• 所给数据

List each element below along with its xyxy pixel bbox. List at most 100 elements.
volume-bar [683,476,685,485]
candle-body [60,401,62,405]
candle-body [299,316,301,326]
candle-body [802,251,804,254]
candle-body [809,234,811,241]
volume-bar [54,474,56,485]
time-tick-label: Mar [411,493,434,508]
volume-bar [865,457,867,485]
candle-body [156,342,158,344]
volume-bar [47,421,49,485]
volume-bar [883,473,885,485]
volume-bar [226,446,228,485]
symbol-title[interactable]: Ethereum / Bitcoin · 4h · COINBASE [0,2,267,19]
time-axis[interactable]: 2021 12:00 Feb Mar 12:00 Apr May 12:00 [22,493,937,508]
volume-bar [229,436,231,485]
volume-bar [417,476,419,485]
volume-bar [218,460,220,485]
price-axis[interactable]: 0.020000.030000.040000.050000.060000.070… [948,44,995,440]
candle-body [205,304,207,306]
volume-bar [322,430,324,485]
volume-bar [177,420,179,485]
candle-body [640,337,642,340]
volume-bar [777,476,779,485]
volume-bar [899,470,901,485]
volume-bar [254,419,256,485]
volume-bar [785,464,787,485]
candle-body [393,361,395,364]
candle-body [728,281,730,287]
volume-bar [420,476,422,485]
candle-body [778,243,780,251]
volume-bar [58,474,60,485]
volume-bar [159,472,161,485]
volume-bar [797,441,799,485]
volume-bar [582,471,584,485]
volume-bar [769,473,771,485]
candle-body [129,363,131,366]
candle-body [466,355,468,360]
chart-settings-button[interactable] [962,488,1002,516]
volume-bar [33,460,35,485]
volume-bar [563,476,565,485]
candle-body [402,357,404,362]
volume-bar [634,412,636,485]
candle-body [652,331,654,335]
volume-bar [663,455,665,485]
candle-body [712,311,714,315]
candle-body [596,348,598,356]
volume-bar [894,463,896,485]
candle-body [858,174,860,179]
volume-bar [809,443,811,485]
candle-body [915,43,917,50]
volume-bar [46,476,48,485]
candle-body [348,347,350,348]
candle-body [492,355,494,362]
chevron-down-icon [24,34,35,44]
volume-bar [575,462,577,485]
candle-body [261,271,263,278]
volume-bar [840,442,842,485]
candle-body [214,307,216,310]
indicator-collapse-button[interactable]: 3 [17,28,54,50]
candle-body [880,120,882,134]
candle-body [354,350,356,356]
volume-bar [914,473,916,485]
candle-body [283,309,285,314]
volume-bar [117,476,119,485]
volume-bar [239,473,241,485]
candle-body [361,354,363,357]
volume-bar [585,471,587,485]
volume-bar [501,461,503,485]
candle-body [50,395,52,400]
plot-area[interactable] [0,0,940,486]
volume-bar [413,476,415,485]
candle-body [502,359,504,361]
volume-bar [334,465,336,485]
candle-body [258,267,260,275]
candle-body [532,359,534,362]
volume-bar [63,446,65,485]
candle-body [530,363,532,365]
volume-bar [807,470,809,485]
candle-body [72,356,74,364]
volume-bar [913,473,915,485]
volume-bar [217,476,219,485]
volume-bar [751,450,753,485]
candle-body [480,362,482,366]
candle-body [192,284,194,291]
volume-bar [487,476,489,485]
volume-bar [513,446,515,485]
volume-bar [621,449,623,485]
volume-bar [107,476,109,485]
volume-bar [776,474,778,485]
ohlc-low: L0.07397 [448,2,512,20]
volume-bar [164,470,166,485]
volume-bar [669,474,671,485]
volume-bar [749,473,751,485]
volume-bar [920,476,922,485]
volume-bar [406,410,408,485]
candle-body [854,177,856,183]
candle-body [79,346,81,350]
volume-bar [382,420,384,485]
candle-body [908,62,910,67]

• 操作要求
将上面的全部记录逐行原样抄写一遍，不做任何改动。

• 最终答案
List each element below along with its xyxy pixel bbox. List at most 100 elements.
volume-bar [683,476,685,485]
candle-body [60,401,62,405]
candle-body [299,316,301,326]
candle-body [802,251,804,254]
candle-body [809,234,811,241]
volume-bar [54,474,56,485]
time-tick-label: Mar [411,493,434,508]
volume-bar [865,457,867,485]
candle-body [156,342,158,344]
volume-bar [47,421,49,485]
volume-bar [883,473,885,485]
volume-bar [226,446,228,485]
symbol-title[interactable]: Ethereum / Bitcoin · 4h · COINBASE [0,2,267,19]
time-axis[interactable]: 2021 12:00 Feb Mar 12:00 Apr May 12:00 [22,493,937,508]
volume-bar [229,436,231,485]
volume-bar [417,476,419,485]
volume-bar [218,460,220,485]
price-axis[interactable]: 0.020000.030000.040000.050000.060000.070… [948,44,995,440]
candle-body [205,304,207,306]
volume-bar [322,430,324,485]
volume-bar [177,420,179,485]
candle-body [640,337,642,340]
volume-bar [777,476,779,485]
volume-bar [899,470,901,485]
volume-bar [254,419,256,485]
volume-bar [785,464,787,485]
candle-body [393,361,395,364]
candle-body [728,281,730,287]
volume-bar [420,476,422,485]
candle-body [778,243,780,251]
volume-bar [58,474,60,485]
volume-bar [159,472,161,485]
volume-bar [797,441,799,485]
volume-bar [582,471,584,485]
volume-bar [769,473,771,485]
candle-body [129,363,131,366]
candle-body [466,355,468,360]
chart-settings-button[interactable] [962,488,1002,516]
volume-bar [33,460,35,485]
volume-bar [563,476,565,485]
candle-body [402,357,404,362]
volume-bar [634,412,636,485]
candle-body [652,331,654,335]
volume-bar [663,455,665,485]
candle-body [712,311,714,315]
candle-body [596,348,598,356]
volume-bar [894,463,896,485]
candle-body [858,174,860,179]
volume-bar [809,443,811,485]
candle-body [915,43,917,50]
volume-bar [46,476,48,485]
candle-body [348,347,350,348]
candle-body [492,355,494,362]
chevron-down-icon [24,34,35,44]
volume-bar [575,462,577,485]
candle-body [261,271,263,278]
volume-bar [840,442,842,485]
candle-body [214,307,216,310]
indicator-collapse-button[interactable]: 3 [17,28,54,50]
candle-body [880,120,882,134]
candle-body [354,350,356,356]
volume-bar [914,473,916,485]
candle-body [283,309,285,314]
volume-bar [117,476,119,485]
volume-bar [239,473,241,485]
candle-body [361,354,363,357]
volume-bar [585,471,587,485]
volume-bar [501,461,503,485]
candle-body [50,395,52,400]
plot-area[interactable] [0,0,940,486]
volume-bar [413,476,415,485]
candle-body [502,359,504,361]
volume-bar [334,465,336,485]
candle-body [258,267,260,275]
candle-body [532,359,534,362]
volume-bar [63,446,65,485]
candle-body [530,363,532,365]
volume-bar [807,470,809,485]
candle-body [72,356,74,364]
volume-bar [913,473,915,485]
volume-bar [217,476,219,485]
volume-bar [751,450,753,485]
candle-body [480,362,482,366]
candle-body [192,284,194,291]
volume-bar [487,476,489,485]
volume-bar [513,446,515,485]
volume-bar [621,449,623,485]
volume-bar [107,476,109,485]
volume-bar [776,474,778,485]
ohlc-low: L0.07397 [448,2,512,20]
volume-bar [164,470,166,485]
volume-bar [669,474,671,485]
volume-bar [749,473,751,485]
volume-bar [920,476,922,485]
volume-bar [406,410,408,485]
candle-body [854,177,856,183]
candle-body [79,346,81,350]
volume-bar [382,420,384,485]
candle-body [908,62,910,67]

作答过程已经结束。